→ Problem to work on: Quote the data below in full, please, without altering anything.

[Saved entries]
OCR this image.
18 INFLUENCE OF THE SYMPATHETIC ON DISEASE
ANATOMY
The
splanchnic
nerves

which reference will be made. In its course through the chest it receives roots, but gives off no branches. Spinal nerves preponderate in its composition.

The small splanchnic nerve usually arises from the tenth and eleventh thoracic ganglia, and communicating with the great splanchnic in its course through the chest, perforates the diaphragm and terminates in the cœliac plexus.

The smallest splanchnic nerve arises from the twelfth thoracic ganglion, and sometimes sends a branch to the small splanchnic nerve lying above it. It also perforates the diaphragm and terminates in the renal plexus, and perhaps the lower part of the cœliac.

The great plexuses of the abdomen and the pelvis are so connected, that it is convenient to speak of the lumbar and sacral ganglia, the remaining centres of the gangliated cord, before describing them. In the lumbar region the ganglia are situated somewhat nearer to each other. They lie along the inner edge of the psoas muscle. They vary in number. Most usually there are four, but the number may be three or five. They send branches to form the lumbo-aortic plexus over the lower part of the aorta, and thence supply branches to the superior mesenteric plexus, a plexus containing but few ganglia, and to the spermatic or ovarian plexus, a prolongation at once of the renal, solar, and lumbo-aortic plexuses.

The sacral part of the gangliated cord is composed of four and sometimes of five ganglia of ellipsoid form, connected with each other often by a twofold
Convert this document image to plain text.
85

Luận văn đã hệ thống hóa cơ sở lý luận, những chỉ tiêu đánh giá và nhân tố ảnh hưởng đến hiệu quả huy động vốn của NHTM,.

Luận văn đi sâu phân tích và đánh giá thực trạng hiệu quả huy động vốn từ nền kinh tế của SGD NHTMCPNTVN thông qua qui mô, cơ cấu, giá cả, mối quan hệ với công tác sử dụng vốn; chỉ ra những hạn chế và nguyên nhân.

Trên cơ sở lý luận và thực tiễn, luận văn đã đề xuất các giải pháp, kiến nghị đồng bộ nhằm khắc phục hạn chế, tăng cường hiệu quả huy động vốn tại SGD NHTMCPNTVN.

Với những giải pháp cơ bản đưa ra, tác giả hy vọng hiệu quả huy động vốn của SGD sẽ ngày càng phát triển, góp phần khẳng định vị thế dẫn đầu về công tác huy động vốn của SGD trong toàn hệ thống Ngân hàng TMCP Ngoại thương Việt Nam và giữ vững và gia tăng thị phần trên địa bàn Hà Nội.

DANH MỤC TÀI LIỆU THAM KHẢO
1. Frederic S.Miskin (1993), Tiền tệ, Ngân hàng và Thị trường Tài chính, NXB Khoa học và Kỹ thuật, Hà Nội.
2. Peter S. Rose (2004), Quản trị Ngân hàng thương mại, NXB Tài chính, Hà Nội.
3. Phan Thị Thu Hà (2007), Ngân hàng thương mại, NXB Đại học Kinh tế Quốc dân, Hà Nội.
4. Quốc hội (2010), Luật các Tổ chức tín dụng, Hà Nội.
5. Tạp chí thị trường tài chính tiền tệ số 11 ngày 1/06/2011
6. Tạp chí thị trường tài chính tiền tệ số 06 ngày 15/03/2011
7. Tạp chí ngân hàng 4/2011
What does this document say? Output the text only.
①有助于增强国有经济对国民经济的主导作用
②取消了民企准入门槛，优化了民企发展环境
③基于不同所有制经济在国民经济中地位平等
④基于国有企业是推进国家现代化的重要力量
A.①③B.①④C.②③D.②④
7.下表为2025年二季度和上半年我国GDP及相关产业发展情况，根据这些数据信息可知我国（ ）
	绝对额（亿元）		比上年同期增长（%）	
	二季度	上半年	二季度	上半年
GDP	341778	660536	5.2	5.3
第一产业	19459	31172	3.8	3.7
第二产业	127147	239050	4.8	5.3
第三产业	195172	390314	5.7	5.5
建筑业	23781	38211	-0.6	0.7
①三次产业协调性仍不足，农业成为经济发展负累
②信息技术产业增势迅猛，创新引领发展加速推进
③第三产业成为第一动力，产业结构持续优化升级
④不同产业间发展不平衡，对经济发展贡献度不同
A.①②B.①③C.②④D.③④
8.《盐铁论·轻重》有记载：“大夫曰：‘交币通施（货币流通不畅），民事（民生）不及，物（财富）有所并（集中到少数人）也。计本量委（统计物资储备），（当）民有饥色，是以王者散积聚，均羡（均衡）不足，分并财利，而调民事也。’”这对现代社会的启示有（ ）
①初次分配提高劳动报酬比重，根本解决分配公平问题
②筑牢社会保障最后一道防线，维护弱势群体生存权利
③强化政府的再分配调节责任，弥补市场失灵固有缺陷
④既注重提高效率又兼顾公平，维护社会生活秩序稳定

→ Task response:
OCR this image.
18 INFLUENCE OF THE SYMPATHETIC ON DISEASE
ANATOMY
The
splanchnic
nerves

which reference will be made. In its course through the chest it receives roots, but gives off no branches. Spinal nerves preponderate in its composition.

The small splanchnic nerve usually arises from the tenth and eleventh thoracic ganglia, and communicating with the great splanchnic in its course through the chest, perforates the diaphragm and terminates in the cœliac plexus.

The smallest splanchnic nerve arises from the twelfth thoracic ganglion, and sometimes sends a branch to the small splanchnic nerve lying above it. It also perforates the diaphragm and terminates in the renal plexus, and perhaps the lower part of the cœliac.

The great plexuses of the abdomen and the pelvis are so connected, that it is convenient to speak of the lumbar and sacral ganglia, the remaining centres of the gangliated cord, before describing them. In the lumbar region the ganglia are situated somewhat nearer to each other. They lie along the inner edge of the psoas muscle. They vary in number. Most usually there are four, but the number may be three or five. They send branches to form the lumbo-aortic plexus over the lower part of the aorta, and thence supply branches to the superior mesenteric plexus, a plexus containing but few ganglia, and to the spermatic or ovarian plexus, a prolongation at once of the renal, solar, and lumbo-aortic plexuses.

The sacral part of the gangliated cord is composed of four and sometimes of five ganglia of ellipsoid form, connected with each other often by a twofold
Convert this document image to plain text.
85

Luận văn đã hệ thống hóa cơ sở lý luận, những chỉ tiêu đánh giá và nhân tố ảnh hưởng đến hiệu quả huy động vốn của NHTM,.

Luận văn đi sâu phân tích và đánh giá thực trạng hiệu quả huy động vốn từ nền kinh tế của SGD NHTMCPNTVN thông qua qui mô, cơ cấu, giá cả, mối quan hệ với công tác sử dụng vốn; chỉ ra những hạn chế và nguyên nhân.

Trên cơ sở lý luận và thực tiễn, luận văn đã đề xuất các giải pháp, kiến nghị đồng bộ nhằm khắc phục hạn chế, tăng cường hiệu quả huy động vốn tại SGD NHTMCPNTVN.

Với những giải pháp cơ bản đưa ra, tác giả hy vọng hiệu quả huy động vốn của SGD sẽ ngày càng phát triển, góp phần khẳng định vị thế dẫn đầu về công tác huy động vốn của SGD trong toàn hệ thống Ngân hàng TMCP Ngoại thương Việt Nam và giữ vững và gia tăng thị phần trên địa bàn Hà Nội.

DANH MỤC TÀI LIỆU THAM KHẢO
1. Frederic S.Miskin (1993), Tiền tệ, Ngân hàng và Thị trường Tài chính, NXB Khoa học và Kỹ thuật, Hà Nội.
2. Peter S. Rose (2004), Quản trị Ngân hàng thương mại, NXB Tài chính, Hà Nội.
3. Phan Thị Thu Hà (2007), Ngân hàng thương mại, NXB Đại học Kinh tế Quốc dân, Hà Nội.
4. Quốc hội (2010), Luật các Tổ chức tín dụng, Hà Nội.
5. Tạp chí thị trường tài chính tiền tệ số 11 ngày 1/06/2011
6. Tạp chí thị trường tài chính tiền tệ số 06 ngày 15/03/2011
7. Tạp chí ngân hàng 4/2011
What does this document say? Output the text only.
①有助于增强国有经济对国民经济的主导作用
②取消了民企准入门槛，优化了民企发展环境
③基于不同所有制经济在国民经济中地位平等
④基于国有企业是推进国家现代化的重要力量
A.①③B.①④C.②③D.②④
7.下表为2025年二季度和上半年我国GDP及相关产业发展情况，根据这些数据信息可知我国（ ）
	绝对额（亿元）		比上年同期增长（%）	
	二季度	上半年	二季度	上半年
GDP	341778	660536	5.2	5.3
第一产业	19459	31172	3.8	3.7
第二产业	127147	239050	4.8	5.3
第三产业	195172	390314	5.7	5.5
建筑业	23781	38211	-0.6	0.7
①三次产业协调性仍不足，农业成为经济发展负累
②信息技术产业增势迅猛，创新引领发展加速推进
③第三产业成为第一动力，产业结构持续优化升级
④不同产业间发展不平衡，对经济发展贡献度不同
A.①②B.①③C.②④D.③④
8.《盐铁论·轻重》有记载：“大夫曰：‘交币通施（货币流通不畅），民事（民生）不及，物（财富）有所并（集中到少数人）也。计本量委（统计物资储备），（当）民有饥色，是以王者散积聚，均羡（均衡）不足，分并财利，而调民事也。’”这对现代社会的启示有（ ）
①初次分配提高劳动报酬比重，根本解决分配公平问题
②筑牢社会保障最后一道防线，维护弱势群体生存权利
③强化政府的再分配调节责任，弥补市场失灵固有缺陷
④既注重提高效率又兼顾公平，维护社会生活秩序稳定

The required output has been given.